Copy the data precisely, character for character, and leave out every picture.
»»
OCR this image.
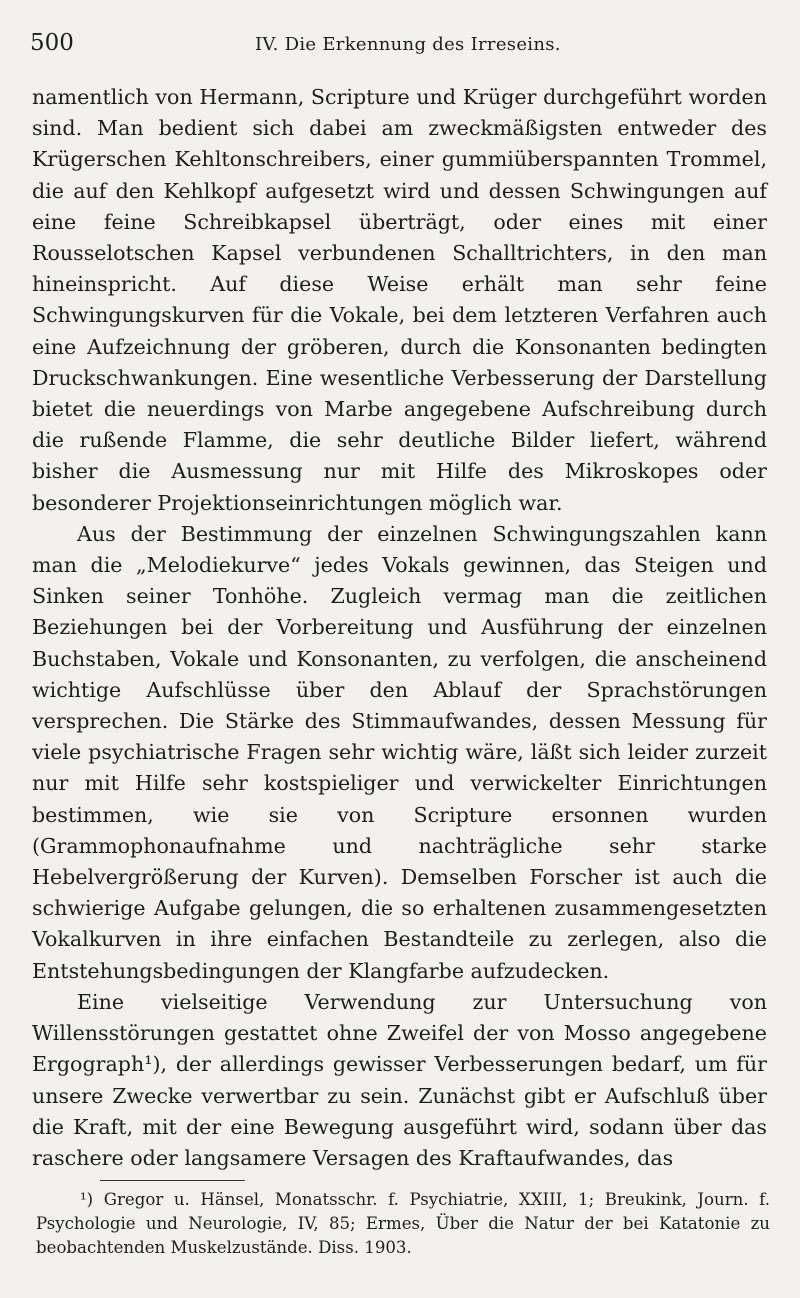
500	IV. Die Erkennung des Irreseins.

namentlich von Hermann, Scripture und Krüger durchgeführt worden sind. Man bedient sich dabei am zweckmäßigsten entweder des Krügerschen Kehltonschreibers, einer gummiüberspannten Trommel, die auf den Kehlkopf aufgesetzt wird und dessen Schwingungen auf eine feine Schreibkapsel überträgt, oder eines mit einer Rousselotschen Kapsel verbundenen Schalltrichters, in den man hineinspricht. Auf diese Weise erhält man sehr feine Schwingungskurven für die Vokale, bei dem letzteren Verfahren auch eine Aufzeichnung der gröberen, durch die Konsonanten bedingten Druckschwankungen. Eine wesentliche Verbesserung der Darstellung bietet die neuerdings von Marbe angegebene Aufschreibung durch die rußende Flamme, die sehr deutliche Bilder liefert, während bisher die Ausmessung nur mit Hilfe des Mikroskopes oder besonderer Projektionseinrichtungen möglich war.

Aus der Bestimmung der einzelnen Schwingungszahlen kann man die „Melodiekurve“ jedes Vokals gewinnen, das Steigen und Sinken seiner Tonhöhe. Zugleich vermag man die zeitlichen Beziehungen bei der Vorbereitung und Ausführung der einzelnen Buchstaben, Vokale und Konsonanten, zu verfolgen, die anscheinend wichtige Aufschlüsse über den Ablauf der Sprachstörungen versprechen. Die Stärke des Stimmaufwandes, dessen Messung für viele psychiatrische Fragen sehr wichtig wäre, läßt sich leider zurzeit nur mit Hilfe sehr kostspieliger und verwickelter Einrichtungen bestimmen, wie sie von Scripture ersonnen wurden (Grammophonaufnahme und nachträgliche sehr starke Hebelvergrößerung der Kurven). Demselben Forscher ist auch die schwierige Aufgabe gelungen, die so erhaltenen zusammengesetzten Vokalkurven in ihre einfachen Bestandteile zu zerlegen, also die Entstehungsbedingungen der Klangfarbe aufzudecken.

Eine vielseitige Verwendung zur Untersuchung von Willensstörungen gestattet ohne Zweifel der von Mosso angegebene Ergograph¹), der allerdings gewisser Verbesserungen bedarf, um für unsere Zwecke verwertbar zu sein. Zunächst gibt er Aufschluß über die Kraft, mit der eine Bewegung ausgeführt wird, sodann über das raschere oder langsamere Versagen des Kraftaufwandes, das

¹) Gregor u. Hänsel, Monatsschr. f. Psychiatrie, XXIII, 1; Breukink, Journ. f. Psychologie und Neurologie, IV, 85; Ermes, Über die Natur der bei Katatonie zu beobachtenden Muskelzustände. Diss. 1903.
««
* [Exercise solution]
OCR this image.
500	IV. Die Erkennung des Irreseins.

namentlich von Hermann, Scripture und Krüger durchgeführt worden sind. Man bedient sich dabei am zweckmäßigsten entweder des Krügerschen Kehltonschreibers, einer gummiüberspannten Trommel, die auf den Kehlkopf aufgesetzt wird und dessen Schwingungen auf eine feine Schreibkapsel überträgt, oder eines mit einer Rousselotschen Kapsel verbundenen Schalltrichters, in den man hineinspricht. Auf diese Weise erhält man sehr feine Schwingungskurven für die Vokale, bei dem letzteren Verfahren auch eine Aufzeichnung der gröberen, durch die Konsonanten bedingten Druckschwankungen. Eine wesentliche Verbesserung der Darstellung bietet die neuerdings von Marbe angegebene Aufschreibung durch die rußende Flamme, die sehr deutliche Bilder liefert, während bisher die Ausmessung nur mit Hilfe des Mikroskopes oder besonderer Projektionseinrichtungen möglich war.

Aus der Bestimmung der einzelnen Schwingungszahlen kann man die „Melodiekurve“ jedes Vokals gewinnen, das Steigen und Sinken seiner Tonhöhe. Zugleich vermag man die zeitlichen Beziehungen bei der Vorbereitung und Ausführung der einzelnen Buchstaben, Vokale und Konsonanten, zu verfolgen, die anscheinend wichtige Aufschlüsse über den Ablauf der Sprachstörungen versprechen. Die Stärke des Stimmaufwandes, dessen Messung für viele psychiatrische Fragen sehr wichtig wäre, läßt sich leider zurzeit nur mit Hilfe sehr kostspieliger und verwickelter Einrichtungen bestimmen, wie sie von Scripture ersonnen wurden (Grammophonaufnahme und nachträgliche sehr starke Hebelvergrößerung der Kurven). Demselben Forscher ist auch die schwierige Aufgabe gelungen, die so erhaltenen zusammengesetzten Vokalkurven in ihre einfachen Bestandteile zu zerlegen, also die Entstehungsbedingungen der Klangfarbe aufzudecken.

Eine vielseitige Verwendung zur Untersuchung von Willensstörungen gestattet ohne Zweifel der von Mosso angegebene Ergograph¹), der allerdings gewisser Verbesserungen bedarf, um für unsere Zwecke verwertbar zu sein. Zunächst gibt er Aufschluß über die Kraft, mit der eine Bewegung ausgeführt wird, sodann über das raschere oder langsamere Versagen des Kraftaufwandes, das

¹) Gregor u. Hänsel, Monatsschr. f. Psychiatrie, XXIII, 1; Breukink, Journ. f. Psychologie und Neurologie, IV, 85; Ermes, Über die Natur der bei Katatonie zu beobachtenden Muskelzustände. Diss. 1903.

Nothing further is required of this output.